Figure content listings:

——

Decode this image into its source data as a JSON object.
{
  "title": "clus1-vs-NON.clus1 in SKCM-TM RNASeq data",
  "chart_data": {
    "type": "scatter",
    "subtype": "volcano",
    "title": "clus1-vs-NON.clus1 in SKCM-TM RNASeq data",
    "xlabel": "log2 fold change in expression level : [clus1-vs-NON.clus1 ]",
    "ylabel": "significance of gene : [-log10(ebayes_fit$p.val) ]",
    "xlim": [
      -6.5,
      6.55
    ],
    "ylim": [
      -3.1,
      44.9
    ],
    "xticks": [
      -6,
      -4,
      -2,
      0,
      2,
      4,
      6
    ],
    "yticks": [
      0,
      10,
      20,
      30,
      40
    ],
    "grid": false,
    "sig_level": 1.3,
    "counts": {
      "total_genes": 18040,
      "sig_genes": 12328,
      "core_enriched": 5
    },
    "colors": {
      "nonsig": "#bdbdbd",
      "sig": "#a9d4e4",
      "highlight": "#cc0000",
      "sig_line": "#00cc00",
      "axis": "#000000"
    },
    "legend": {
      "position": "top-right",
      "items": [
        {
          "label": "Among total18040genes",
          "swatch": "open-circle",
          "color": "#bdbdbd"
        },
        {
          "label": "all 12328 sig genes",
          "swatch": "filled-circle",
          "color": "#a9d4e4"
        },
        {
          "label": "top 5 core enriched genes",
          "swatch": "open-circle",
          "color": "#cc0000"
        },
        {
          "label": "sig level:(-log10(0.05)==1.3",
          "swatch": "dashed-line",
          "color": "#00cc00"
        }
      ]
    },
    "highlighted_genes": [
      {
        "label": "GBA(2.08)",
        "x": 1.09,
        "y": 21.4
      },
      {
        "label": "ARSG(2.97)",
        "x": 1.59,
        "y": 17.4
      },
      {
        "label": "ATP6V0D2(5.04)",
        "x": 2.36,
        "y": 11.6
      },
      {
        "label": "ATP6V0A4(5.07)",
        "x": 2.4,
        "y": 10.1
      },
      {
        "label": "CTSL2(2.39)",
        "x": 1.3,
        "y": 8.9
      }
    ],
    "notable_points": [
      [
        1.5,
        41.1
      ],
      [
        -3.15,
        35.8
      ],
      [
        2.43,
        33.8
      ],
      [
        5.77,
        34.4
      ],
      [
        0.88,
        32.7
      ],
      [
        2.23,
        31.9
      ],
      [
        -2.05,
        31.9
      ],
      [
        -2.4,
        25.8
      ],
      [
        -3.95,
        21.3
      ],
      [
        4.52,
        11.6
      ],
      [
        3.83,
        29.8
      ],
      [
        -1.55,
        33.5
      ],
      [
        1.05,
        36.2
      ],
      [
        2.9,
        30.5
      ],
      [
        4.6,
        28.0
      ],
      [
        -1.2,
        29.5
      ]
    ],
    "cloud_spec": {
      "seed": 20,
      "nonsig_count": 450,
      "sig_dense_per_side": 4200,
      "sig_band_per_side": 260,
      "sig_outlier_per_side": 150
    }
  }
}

——

Activity: Write every entry out again. Keep each one exact.

Finished task:
Decode this image into its source data as a JSON object.
{
  "title": "clus1-vs-NON.clus1 in SKCM-TM RNASeq data",
  "chart_data": {
    "type": "scatter",
    "subtype": "volcano",
    "title": "clus1-vs-NON.clus1 in SKCM-TM RNASeq data",
    "xlabel": "log2 fold change in expression level : [clus1-vs-NON.clus1 ]",
    "ylabel": "significance of gene : [-log10(ebayes_fit$p.val) ]",
    "xlim": [
      -6.5,
      6.55
    ],
    "ylim": [
      -3.1,
      44.9
    ],
    "xticks": [
      -6,
      -4,
      -2,
      0,
      2,
      4,
      6
    ],
    "yticks": [
      0,
      10,
      20,
      30,
      40
    ],
    "grid": false,
    "sig_level": 1.3,
    "counts": {
      "total_genes": 18040,
      "sig_genes": 12328,
      "core_enriched": 5
    },
    "colors": {
      "nonsig": "#bdbdbd",
      "sig": "#a9d4e4",
      "highlight": "#cc0000",
      "sig_line": "#00cc00",
      "axis": "#000000"
    },
    "legend": {
      "position": "top-right",
      "items": [
        {
          "label": "Among total18040genes",
          "swatch": "open-circle",
          "color": "#bdbdbd"
        },
        {
          "label": "all 12328 sig genes",
          "swatch": "filled-circle",
          "color": "#a9d4e4"
        },
        {
          "label": "top 5 core enriched genes",
          "swatch": "open-circle",
          "color": "#cc0000"
        },
        {
          "label": "sig level:(-log10(0.05)==1.3",
          "swatch": "dashed-line",
          "color": "#00cc00"
        }
      ]
    },
    "highlighted_genes": [
      {
        "label": "GBA(2.08)",
        "x": 1.09,
        "y": 21.4
      },
      {
        "label": "ARSG(2.97)",
        "x": 1.59,
        "y": 17.4
      },
      {
        "label": "ATP6V0D2(5.04)",
        "x": 2.36,
        "y": 11.6
      },
      {
        "label": "ATP6V0A4(5.07)",
        "x": 2.4,
        "y": 10.1
      },
      {
        "label": "CTSL2(2.39)",
        "x": 1.3,
        "y": 8.9
      }
    ],
    "notable_points": [
      [
        1.5,
        41.1
      ],
      [
        -3.15,
        35.8
      ],
      [
        2.43,
        33.8
      ],
      [
        5.77,
        34.4
      ],
      [
        0.88,
        32.7
      ],
      [
        2.23,
        31.9
      ],
      [
        -2.05,
        31.9
      ],
      [
        -2.4,
        25.8
      ],
      [
        -3.95,
        21.3
      ],
      [
        4.52,
        11.6
      ],
      [
        3.83,
        29.8
      ],
      [
        -1.55,
        33.5
      ],
      [
        1.05,
        36.2
      ],
      [
        2.9,
        30.5
      ],
      [
        4.6,
        28.0
      ],
      [
        -1.2,
        29.5
      ]
    ],
    "cloud_spec": {
      "seed": 20,
      "nonsig_count": 450,
      "sig_dense_per_side": 4200,
      "sig_band_per_side": 260,
      "sig_outlier_per_side": 150
    }
  }
}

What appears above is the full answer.